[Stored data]

──────────────────────────────

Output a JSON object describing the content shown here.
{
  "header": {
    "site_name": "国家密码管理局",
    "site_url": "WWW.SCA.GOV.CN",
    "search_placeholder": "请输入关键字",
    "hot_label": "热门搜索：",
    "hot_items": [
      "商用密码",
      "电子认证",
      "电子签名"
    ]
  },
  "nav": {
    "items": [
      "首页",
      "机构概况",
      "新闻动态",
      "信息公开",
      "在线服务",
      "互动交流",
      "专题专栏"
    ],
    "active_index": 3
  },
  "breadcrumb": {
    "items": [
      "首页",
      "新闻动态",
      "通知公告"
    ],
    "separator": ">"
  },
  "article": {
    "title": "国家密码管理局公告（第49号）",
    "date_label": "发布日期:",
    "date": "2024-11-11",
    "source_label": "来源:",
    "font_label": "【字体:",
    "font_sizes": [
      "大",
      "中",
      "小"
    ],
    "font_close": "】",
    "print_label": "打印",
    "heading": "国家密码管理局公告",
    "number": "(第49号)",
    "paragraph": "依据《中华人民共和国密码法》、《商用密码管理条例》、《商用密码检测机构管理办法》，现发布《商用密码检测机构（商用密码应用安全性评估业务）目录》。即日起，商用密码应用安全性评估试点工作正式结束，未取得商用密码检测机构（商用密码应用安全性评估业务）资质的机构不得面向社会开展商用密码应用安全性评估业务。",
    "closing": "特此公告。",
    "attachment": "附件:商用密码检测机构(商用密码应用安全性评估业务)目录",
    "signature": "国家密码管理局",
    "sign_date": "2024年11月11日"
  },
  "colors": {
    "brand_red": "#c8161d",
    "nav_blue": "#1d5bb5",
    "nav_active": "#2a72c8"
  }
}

──────────────────────────────

What to work on. Write out the whole listing again, exactly as it stands.

Final result.
Output a JSON object describing the content shown here.
{
  "header": {
    "site_name": "国家密码管理局",
    "site_url": "WWW.SCA.GOV.CN",
    "search_placeholder": "请输入关键字",
    "hot_label": "热门搜索：",
    "hot_items": [
      "商用密码",
      "电子认证",
      "电子签名"
    ]
  },
  "nav": {
    "items": [
      "首页",
      "机构概况",
      "新闻动态",
      "信息公开",
      "在线服务",
      "互动交流",
      "专题专栏"
    ],
    "active_index": 3
  },
  "breadcrumb": {
    "items": [
      "首页",
      "新闻动态",
      "通知公告"
    ],
    "separator": ">"
  },
  "article": {
    "title": "国家密码管理局公告（第49号）",
    "date_label": "发布日期:",
    "date": "2024-11-11",
    "source_label": "来源:",
    "font_label": "【字体:",
    "font_sizes": [
      "大",
      "中",
      "小"
    ],
    "font_close": "】",
    "print_label": "打印",
    "heading": "国家密码管理局公告",
    "number": "(第49号)",
    "paragraph": "依据《中华人民共和国密码法》、《商用密码管理条例》、《商用密码检测机构管理办法》，现发布《商用密码检测机构（商用密码应用安全性评估业务）目录》。即日起，商用密码应用安全性评估试点工作正式结束，未取得商用密码检测机构（商用密码应用安全性评估业务）资质的机构不得面向社会开展商用密码应用安全性评估业务。",
    "closing": "特此公告。",
    "attachment": "附件:商用密码检测机构(商用密码应用安全性评估业务)目录",
    "signature": "国家密码管理局",
    "sign_date": "2024年11月11日"
  },
  "colors": {
    "brand_red": "#c8161d",
    "nav_blue": "#1d5bb5",
    "nav_active": "#2a72c8"
  }
}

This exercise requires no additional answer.